### [Directions]
Extract and list every line that contains the word "panel".

### [Entries]

(begin)

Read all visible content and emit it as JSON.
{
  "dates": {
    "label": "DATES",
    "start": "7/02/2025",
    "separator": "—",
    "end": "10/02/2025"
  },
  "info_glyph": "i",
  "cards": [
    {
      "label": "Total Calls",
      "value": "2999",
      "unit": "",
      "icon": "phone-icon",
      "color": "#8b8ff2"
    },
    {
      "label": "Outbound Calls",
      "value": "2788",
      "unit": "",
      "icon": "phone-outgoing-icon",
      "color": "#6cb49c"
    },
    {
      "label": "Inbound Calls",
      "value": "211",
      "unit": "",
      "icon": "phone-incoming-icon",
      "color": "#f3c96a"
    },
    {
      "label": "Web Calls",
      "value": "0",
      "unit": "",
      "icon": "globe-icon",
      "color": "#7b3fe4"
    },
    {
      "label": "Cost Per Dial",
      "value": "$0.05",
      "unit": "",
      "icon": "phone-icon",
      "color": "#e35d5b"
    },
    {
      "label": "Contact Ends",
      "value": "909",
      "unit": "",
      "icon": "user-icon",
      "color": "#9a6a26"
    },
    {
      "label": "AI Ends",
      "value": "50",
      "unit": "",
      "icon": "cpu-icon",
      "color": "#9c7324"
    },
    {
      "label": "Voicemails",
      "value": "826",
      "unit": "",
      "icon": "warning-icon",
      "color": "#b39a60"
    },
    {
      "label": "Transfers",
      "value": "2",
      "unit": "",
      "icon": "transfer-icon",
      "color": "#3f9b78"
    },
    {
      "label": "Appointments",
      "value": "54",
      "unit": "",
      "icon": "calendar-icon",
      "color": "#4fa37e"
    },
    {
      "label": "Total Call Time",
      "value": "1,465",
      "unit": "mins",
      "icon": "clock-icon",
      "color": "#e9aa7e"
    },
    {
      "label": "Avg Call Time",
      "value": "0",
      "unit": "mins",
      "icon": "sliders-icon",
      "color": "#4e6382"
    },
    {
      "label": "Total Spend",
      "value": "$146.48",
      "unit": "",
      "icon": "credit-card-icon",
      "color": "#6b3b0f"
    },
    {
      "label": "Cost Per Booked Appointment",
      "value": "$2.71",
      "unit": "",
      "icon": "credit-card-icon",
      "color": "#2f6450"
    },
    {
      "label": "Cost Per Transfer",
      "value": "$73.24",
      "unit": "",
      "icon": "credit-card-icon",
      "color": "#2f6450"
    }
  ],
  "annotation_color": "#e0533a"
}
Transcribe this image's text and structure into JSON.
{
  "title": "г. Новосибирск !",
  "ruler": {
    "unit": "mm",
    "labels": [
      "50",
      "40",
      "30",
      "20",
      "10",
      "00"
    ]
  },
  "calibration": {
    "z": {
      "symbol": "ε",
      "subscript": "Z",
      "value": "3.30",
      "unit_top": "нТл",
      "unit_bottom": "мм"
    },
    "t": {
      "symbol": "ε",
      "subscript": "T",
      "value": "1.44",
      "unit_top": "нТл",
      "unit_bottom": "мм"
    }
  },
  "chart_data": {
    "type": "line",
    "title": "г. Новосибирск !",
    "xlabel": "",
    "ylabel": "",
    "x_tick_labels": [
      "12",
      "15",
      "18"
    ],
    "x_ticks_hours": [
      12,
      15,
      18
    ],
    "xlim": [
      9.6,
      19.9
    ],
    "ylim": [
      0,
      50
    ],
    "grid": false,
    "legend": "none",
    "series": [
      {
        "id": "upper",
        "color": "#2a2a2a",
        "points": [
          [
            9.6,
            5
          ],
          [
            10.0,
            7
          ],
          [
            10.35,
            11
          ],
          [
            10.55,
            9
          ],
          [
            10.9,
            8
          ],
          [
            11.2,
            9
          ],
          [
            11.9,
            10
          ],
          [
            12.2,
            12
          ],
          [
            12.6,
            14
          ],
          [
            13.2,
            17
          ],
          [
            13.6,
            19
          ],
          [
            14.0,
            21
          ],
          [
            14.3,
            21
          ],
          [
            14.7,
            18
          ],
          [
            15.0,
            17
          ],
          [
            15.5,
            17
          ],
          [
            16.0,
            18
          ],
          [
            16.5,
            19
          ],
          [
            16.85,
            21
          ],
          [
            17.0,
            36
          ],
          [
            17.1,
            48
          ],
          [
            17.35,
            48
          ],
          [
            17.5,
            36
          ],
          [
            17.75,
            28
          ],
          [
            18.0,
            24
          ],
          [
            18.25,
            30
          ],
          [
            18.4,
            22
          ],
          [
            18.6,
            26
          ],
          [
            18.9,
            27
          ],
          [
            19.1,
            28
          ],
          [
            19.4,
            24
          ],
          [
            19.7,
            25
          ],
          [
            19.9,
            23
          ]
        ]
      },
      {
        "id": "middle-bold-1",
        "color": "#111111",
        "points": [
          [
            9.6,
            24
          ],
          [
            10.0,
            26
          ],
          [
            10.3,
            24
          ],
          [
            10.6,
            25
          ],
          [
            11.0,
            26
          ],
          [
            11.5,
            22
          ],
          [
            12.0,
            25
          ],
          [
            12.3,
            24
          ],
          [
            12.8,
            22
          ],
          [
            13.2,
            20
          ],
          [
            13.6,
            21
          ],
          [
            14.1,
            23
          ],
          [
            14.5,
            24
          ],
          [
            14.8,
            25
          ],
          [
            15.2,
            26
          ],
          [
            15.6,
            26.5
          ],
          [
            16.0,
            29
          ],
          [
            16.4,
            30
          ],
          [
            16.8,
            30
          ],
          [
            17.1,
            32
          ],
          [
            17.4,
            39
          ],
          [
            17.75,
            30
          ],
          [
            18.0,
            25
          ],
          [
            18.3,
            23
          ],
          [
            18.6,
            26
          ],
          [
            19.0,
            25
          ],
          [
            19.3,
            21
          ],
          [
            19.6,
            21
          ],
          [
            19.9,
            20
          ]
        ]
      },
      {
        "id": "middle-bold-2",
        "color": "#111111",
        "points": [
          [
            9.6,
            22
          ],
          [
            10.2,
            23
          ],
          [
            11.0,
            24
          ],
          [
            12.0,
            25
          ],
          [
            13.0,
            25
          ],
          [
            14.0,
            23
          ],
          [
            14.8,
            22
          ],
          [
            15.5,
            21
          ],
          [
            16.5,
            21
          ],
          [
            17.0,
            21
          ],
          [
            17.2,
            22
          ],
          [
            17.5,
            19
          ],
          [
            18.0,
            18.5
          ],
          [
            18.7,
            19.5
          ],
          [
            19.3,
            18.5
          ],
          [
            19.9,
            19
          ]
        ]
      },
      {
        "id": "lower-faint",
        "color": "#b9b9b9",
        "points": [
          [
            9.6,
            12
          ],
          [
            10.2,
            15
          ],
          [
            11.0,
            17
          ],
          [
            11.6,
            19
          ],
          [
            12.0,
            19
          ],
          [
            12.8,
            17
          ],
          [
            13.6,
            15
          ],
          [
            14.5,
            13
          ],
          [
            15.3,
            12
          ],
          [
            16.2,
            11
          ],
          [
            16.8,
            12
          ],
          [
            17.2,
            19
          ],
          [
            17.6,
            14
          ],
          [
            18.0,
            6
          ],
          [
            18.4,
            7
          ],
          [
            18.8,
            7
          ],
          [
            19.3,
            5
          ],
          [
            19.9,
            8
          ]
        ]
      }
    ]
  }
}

(end)
(begin)

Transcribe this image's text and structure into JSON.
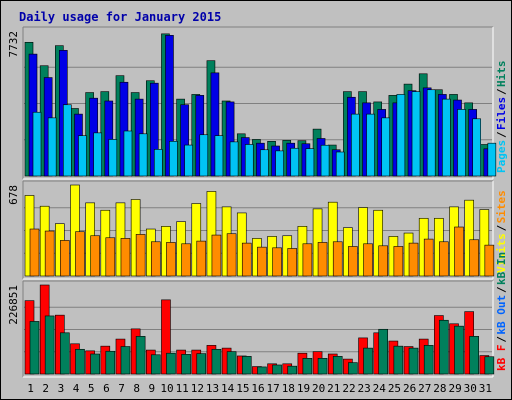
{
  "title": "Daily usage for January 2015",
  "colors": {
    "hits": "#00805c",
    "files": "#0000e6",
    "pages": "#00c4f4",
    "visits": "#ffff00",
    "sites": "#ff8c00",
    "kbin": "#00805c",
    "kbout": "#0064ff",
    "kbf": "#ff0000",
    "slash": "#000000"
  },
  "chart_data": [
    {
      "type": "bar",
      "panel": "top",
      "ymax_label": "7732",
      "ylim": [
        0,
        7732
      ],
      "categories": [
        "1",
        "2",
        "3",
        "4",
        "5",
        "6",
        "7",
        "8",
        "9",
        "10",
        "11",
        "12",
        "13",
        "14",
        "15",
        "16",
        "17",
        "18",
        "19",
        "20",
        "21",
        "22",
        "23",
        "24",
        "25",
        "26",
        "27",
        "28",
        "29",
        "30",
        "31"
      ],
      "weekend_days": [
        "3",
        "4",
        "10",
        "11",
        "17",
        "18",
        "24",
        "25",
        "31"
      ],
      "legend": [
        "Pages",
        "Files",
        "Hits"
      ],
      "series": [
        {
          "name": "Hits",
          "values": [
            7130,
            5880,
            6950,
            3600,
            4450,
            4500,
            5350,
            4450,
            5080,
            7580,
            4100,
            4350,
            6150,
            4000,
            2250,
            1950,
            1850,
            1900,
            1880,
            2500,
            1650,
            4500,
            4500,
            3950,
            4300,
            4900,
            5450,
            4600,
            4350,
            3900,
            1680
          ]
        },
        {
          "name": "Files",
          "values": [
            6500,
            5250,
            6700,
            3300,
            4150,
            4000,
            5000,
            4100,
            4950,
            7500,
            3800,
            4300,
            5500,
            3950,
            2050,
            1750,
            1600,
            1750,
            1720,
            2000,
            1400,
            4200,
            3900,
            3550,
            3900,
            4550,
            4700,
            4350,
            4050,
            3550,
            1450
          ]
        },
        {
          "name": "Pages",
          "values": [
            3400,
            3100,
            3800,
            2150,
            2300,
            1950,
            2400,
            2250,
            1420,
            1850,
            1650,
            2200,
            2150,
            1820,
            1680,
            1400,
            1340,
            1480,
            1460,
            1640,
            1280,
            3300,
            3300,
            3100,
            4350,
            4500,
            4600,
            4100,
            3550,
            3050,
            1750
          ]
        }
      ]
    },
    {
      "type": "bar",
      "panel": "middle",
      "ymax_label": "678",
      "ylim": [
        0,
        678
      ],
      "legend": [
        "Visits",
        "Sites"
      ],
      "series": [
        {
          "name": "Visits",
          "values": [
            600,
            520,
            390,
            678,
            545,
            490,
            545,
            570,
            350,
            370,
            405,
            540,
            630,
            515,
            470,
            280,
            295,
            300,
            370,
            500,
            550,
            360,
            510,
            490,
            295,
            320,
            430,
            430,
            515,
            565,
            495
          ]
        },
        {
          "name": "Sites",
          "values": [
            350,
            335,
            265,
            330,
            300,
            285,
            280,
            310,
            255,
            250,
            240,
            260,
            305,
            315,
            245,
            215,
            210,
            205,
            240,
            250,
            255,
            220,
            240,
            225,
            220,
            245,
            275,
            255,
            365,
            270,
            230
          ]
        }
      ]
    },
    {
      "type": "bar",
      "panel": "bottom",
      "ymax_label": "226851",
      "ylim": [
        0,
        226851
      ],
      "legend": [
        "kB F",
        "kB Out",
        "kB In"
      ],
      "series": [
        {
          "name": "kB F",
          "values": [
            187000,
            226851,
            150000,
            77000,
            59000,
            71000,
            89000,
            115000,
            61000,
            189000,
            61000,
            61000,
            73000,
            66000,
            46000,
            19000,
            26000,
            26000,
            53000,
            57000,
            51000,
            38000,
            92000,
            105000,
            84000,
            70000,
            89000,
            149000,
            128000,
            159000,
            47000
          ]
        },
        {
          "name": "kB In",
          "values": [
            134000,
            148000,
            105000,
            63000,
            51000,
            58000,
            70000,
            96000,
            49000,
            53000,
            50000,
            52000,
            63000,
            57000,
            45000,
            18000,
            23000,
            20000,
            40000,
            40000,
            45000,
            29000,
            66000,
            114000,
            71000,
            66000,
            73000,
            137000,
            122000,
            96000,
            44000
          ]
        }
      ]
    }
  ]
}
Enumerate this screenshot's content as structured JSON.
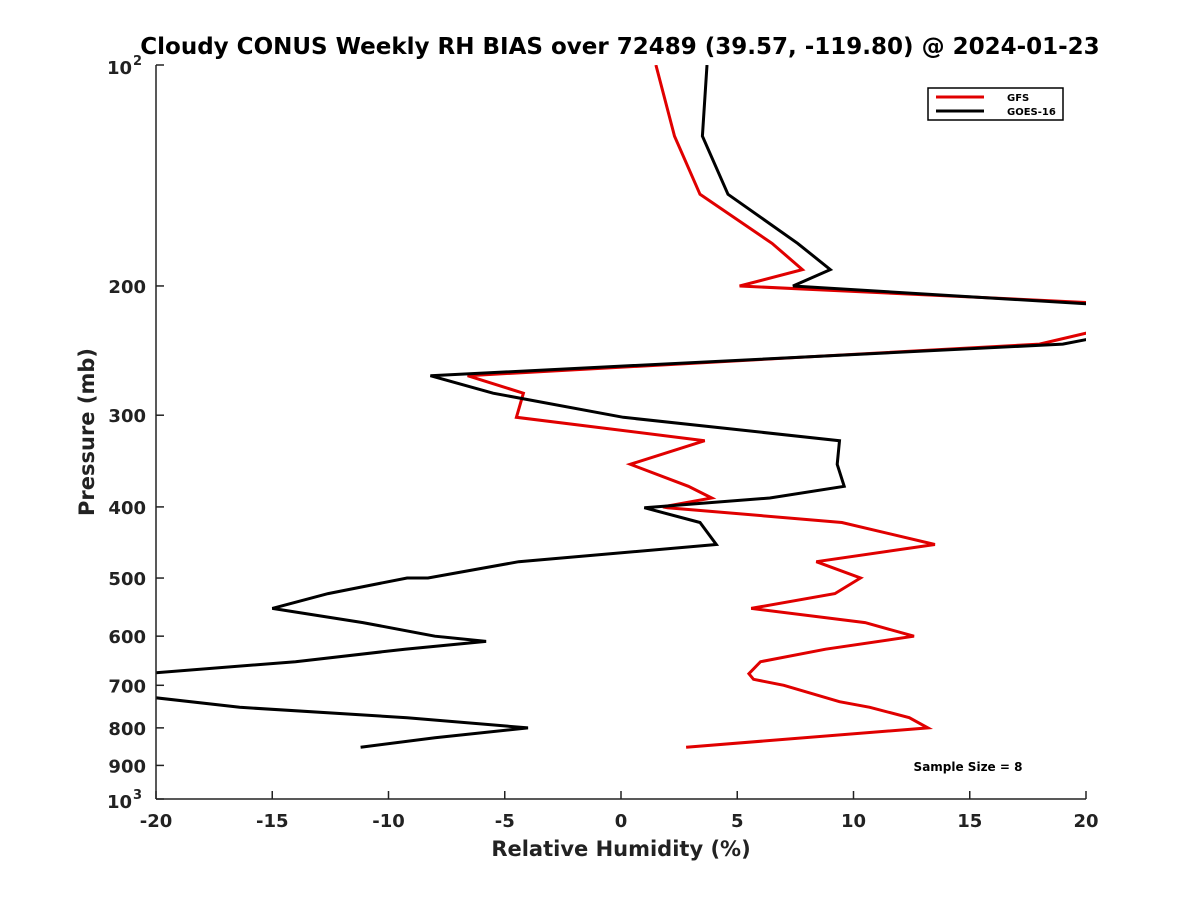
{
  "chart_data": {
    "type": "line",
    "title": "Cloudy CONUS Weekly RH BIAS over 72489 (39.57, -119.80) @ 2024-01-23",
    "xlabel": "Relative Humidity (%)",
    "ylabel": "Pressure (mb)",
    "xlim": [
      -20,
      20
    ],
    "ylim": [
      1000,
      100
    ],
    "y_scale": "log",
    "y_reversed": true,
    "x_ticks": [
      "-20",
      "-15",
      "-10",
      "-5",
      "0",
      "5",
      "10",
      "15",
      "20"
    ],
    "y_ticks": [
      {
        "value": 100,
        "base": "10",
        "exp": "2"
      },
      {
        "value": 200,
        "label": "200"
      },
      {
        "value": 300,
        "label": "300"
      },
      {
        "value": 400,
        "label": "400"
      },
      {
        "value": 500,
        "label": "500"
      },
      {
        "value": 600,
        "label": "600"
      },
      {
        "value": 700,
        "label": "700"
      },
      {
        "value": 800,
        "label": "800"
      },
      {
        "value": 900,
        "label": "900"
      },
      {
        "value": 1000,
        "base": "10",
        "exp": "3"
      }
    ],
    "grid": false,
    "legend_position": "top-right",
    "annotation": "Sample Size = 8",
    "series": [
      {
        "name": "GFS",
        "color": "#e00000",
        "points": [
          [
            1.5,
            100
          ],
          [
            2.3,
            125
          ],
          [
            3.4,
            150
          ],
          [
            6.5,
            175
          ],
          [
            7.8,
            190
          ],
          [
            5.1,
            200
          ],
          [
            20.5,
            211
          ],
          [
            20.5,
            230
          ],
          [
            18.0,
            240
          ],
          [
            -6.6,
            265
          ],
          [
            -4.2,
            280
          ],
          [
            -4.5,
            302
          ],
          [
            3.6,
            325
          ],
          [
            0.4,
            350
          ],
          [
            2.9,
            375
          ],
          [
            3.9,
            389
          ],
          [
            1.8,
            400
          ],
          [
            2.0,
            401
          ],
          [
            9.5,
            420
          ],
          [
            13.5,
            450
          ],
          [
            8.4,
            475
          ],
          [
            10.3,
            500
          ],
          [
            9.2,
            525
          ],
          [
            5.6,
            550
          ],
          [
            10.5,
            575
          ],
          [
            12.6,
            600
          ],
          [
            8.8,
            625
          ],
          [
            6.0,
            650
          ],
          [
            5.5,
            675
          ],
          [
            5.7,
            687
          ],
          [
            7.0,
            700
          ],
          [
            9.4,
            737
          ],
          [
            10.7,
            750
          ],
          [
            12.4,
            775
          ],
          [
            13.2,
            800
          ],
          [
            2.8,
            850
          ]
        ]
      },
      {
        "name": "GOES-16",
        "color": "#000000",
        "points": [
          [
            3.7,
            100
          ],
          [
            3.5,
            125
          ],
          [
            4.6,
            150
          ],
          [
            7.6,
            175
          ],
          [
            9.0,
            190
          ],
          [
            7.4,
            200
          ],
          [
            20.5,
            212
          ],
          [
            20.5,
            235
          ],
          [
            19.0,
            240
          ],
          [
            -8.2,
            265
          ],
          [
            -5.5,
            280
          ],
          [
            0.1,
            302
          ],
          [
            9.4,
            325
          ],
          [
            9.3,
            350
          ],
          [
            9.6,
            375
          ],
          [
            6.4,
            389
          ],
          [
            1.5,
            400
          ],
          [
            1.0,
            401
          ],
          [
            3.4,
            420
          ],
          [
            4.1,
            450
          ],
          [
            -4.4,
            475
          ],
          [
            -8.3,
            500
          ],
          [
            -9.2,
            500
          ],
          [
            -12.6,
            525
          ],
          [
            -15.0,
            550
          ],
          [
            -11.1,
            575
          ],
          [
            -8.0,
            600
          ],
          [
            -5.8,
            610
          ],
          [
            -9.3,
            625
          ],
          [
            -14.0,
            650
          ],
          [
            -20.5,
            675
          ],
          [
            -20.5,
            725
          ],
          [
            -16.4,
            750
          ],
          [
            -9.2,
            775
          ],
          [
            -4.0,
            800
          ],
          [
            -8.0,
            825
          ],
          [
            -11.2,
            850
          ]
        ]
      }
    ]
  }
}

(end)

### [Response to the exercise]
      "panel": "top",
      "panel": "middle",
      "panel": "bottom",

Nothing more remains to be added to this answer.